Short exercise – Nothing in the records may be left out or altered; reproduce them all exactly.

++++++++++

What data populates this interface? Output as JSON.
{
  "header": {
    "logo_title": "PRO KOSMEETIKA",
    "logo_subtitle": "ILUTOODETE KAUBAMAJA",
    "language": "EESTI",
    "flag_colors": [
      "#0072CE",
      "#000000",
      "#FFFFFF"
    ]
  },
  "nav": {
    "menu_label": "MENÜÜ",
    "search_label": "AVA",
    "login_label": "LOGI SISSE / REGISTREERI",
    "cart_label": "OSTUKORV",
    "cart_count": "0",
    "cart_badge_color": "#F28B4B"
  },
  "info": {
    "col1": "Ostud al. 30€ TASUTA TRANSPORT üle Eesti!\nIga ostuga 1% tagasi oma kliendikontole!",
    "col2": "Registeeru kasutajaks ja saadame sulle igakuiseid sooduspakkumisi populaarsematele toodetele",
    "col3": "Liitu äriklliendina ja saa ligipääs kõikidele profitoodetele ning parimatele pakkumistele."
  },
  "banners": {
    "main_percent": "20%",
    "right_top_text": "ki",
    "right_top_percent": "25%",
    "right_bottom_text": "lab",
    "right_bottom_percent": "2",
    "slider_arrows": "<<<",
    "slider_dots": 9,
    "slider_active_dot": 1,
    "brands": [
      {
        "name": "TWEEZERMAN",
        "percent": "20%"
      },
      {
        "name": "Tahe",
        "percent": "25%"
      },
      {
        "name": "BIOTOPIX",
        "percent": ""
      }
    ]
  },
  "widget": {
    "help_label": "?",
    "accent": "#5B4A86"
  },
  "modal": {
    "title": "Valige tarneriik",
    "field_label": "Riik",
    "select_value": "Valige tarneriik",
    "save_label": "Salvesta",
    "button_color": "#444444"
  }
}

++++++++++

Exercise output –
What data populates this interface? Output as JSON.
{
  "header": {
    "logo_title": "PRO KOSMEETIKA",
    "logo_subtitle": "ILUTOODETE KAUBAMAJA",
    "language": "EESTI",
    "flag_colors": [
      "#0072CE",
      "#000000",
      "#FFFFFF"
    ]
  },
  "nav": {
    "menu_label": "MENÜÜ",
    "search_label": "AVA",
    "login_label": "LOGI SISSE / REGISTREERI",
    "cart_label": "OSTUKORV",
    "cart_count": "0",
    "cart_badge_color": "#F28B4B"
  },
  "info": {
    "col1": "Ostud al. 30€ TASUTA TRANSPORT üle Eesti!\nIga ostuga 1% tagasi oma kliendikontole!",
    "col2": "Registeeru kasutajaks ja saadame sulle igakuiseid sooduspakkumisi populaarsematele toodetele",
    "col3": "Liitu äriklliendina ja saa ligipääs kõikidele profitoodetele ning parimatele pakkumistele."
  },
  "banners": {
    "main_percent": "20%",
    "right_top_text": "ki",
    "right_top_percent": "25%",
    "right_bottom_text": "lab",
    "right_bottom_percent": "2",
    "slider_arrows": "<<<",
    "slider_dots": 9,
    "slider_active_dot": 1,
    "brands": [
      {
        "name": "TWEEZERMAN",
        "percent": "20%"
      },
      {
        "name": "Tahe",
        "percent": "25%"
      },
      {
        "name": "BIOTOPIX",
        "percent": ""
      }
    ]
  },
  "widget": {
    "help_label": "?",
    "accent": "#5B4A86"
  },
  "modal": {
    "title": "Valige tarneriik",
    "field_label": "Riik",
    "select_value": "Valige tarneriik",
    "save_label": "Salvesta",
    "button_color": "#444444"
  }
}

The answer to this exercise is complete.